# [The task]
Would you quote every entry exactly, dropping only the pictures?

# [Material for the task]
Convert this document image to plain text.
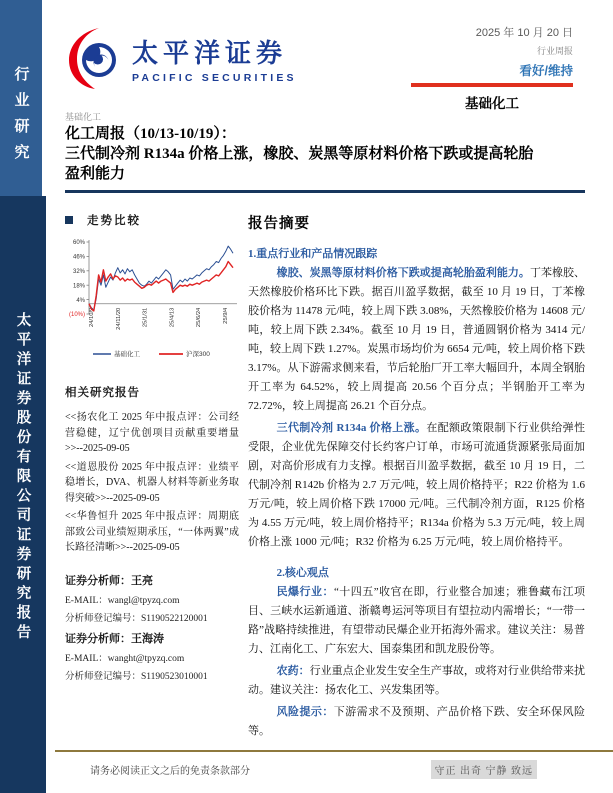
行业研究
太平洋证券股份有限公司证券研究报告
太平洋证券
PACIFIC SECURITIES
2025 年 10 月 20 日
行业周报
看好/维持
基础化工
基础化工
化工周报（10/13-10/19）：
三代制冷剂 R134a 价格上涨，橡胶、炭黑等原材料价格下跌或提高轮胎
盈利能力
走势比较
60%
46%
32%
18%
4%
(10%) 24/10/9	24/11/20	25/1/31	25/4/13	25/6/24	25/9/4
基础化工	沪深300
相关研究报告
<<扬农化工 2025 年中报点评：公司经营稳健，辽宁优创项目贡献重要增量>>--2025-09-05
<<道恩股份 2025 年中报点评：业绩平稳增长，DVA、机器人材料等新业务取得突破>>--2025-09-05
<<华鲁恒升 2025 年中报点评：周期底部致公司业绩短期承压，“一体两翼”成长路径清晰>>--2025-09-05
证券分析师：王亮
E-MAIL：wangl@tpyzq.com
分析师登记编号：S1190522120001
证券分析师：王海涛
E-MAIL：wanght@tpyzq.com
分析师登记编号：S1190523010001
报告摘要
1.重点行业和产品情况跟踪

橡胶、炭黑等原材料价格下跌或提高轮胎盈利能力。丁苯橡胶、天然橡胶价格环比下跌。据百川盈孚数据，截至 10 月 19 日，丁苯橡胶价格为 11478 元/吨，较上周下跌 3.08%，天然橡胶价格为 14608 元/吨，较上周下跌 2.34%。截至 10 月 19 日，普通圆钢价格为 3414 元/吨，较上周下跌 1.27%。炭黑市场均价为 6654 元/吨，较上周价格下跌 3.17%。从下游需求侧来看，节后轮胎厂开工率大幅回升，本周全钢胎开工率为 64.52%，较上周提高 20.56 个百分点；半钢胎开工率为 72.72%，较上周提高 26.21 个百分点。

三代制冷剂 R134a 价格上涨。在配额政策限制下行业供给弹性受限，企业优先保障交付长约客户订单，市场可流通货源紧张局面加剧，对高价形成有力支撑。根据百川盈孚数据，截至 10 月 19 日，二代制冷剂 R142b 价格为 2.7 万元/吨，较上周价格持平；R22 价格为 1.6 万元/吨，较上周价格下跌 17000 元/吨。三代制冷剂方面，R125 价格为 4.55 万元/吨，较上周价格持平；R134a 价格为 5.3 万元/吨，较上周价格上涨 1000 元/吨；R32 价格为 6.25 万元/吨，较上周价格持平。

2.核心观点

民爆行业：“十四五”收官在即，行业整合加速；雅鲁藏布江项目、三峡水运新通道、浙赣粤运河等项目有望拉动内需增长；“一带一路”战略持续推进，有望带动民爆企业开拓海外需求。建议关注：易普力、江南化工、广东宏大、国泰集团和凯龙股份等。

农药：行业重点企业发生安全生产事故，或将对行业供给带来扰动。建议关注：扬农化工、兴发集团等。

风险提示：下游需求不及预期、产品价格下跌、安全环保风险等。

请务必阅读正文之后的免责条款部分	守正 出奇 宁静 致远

# [Correct output]
Convert this document image to plain text.
行业研究
太平洋证券股份有限公司证券研究报告
太平洋证券
PACIFIC SECURITIES
2025 年 10 月 20 日
行业周报
看好/维持
基础化工
基础化工
化工周报（10/13-10/19）：
三代制冷剂 R134a 价格上涨，橡胶、炭黑等原材料价格下跌或提高轮胎
盈利能力
走势比较
60%
46%
32%
18%
4%
(10%) 24/10/9	24/11/20	25/1/31	25/4/13	25/6/24	25/9/4
基础化工	沪深300
相关研究报告
<<扬农化工 2025 年中报点评：公司经营稳健，辽宁优创项目贡献重要增量>>--2025-09-05
<<道恩股份 2025 年中报点评：业绩平稳增长，DVA、机器人材料等新业务取得突破>>--2025-09-05
<<华鲁恒升 2025 年中报点评：周期底部致公司业绩短期承压，“一体两翼”成长路径清晰>>--2025-09-05
证券分析师：王亮
E-MAIL：wangl@tpyzq.com
分析师登记编号：S1190522120001
证券分析师：王海涛
E-MAIL：wanght@tpyzq.com
分析师登记编号：S1190523010001
报告摘要
1.重点行业和产品情况跟踪

橡胶、炭黑等原材料价格下跌或提高轮胎盈利能力。丁苯橡胶、天然橡胶价格环比下跌。据百川盈孚数据，截至 10 月 19 日，丁苯橡胶价格为 11478 元/吨，较上周下跌 3.08%，天然橡胶价格为 14608 元/吨，较上周下跌 2.34%。截至 10 月 19 日，普通圆钢价格为 3414 元/吨，较上周下跌 1.27%。炭黑市场均价为 6654 元/吨，较上周价格下跌 3.17%。从下游需求侧来看，节后轮胎厂开工率大幅回升，本周全钢胎开工率为 64.52%，较上周提高 20.56 个百分点；半钢胎开工率为 72.72%，较上周提高 26.21 个百分点。

三代制冷剂 R134a 价格上涨。在配额政策限制下行业供给弹性受限，企业优先保障交付长约客户订单，市场可流通货源紧张局面加剧，对高价形成有力支撑。根据百川盈孚数据，截至 10 月 19 日，二代制冷剂 R142b 价格为 2.7 万元/吨，较上周价格持平；R22 价格为 1.6 万元/吨，较上周价格下跌 17000 元/吨。三代制冷剂方面，R125 价格为 4.55 万元/吨，较上周价格持平；R134a 价格为 5.3 万元/吨，较上周价格上涨 1000 元/吨；R32 价格为 6.25 万元/吨，较上周价格持平。

2.核心观点

民爆行业：“十四五”收官在即，行业整合加速；雅鲁藏布江项目、三峡水运新通道、浙赣粤运河等项目有望拉动内需增长；“一带一路”战略持续推进，有望带动民爆企业开拓海外需求。建议关注：易普力、江南化工、广东宏大、国泰集团和凯龙股份等。

农药：行业重点企业发生安全生产事故，或将对行业供给带来扰动。建议关注：扬农化工、兴发集团等。

风险提示：下游需求不及预期、产品价格下跌、安全环保风险等。

请务必阅读正文之后的免责条款部分	守正 出奇 宁静 致远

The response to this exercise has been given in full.